DATA IN THIS EXERCISE —
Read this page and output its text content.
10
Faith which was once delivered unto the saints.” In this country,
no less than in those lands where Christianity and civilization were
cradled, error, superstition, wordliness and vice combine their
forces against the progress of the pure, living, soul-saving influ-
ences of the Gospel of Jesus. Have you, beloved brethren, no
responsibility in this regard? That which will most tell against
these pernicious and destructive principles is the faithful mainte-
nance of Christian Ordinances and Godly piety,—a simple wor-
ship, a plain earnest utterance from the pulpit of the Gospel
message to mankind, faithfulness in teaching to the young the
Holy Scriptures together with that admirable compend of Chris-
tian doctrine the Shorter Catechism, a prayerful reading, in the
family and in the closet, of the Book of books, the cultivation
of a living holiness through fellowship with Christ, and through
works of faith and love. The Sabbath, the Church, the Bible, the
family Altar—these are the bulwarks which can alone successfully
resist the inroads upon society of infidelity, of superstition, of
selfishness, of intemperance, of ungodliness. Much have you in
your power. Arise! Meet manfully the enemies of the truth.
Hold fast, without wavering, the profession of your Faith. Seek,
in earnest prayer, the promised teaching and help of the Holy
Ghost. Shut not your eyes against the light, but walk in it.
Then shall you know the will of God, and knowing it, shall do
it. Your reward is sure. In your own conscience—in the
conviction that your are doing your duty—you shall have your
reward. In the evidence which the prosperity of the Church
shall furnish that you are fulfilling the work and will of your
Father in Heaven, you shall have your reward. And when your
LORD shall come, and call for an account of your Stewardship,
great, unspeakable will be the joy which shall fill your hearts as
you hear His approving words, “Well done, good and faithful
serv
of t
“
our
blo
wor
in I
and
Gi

TASK STATEMENT — Reproduce the material in full, with no word added or dropped.

EXERCISE OUTPUT —
Read this page and output its text content.
10
Faith which was once delivered unto the saints.” In this country,
no less than in those lands where Christianity and civilization were
cradled, error, superstition, wordliness and vice combine their
forces against the progress of the pure, living, soul-saving influ-
ences of the Gospel of Jesus. Have you, beloved brethren, no
responsibility in this regard? That which will most tell against
these pernicious and destructive principles is the faithful mainte-
nance of Christian Ordinances and Godly piety,—a simple wor-
ship, a plain earnest utterance from the pulpit of the Gospel
message to mankind, faithfulness in teaching to the young the
Holy Scriptures together with that admirable compend of Chris-
tian doctrine the Shorter Catechism, a prayerful reading, in the
family and in the closet, of the Book of books, the cultivation
of a living holiness through fellowship with Christ, and through
works of faith and love. The Sabbath, the Church, the Bible, the
family Altar—these are the bulwarks which can alone successfully
resist the inroads upon society of infidelity, of superstition, of
selfishness, of intemperance, of ungodliness. Much have you in
your power. Arise! Meet manfully the enemies of the truth.
Hold fast, without wavering, the profession of your Faith. Seek,
in earnest prayer, the promised teaching and help of the Holy
Ghost. Shut not your eyes against the light, but walk in it.
Then shall you know the will of God, and knowing it, shall do
it. Your reward is sure. In your own conscience—in the
conviction that your are doing your duty—you shall have your
reward. In the evidence which the prosperity of the Church
shall furnish that you are fulfilling the work and will of your
Father in Heaven, you shall have your reward. And when your
LORD shall come, and call for an account of your Stewardship,
great, unspeakable will be the joy which shall fill your hearts as
you hear His approving words, “Well done, good and faithful
serv
of t
“
our
blo
wor
in I
and
Gi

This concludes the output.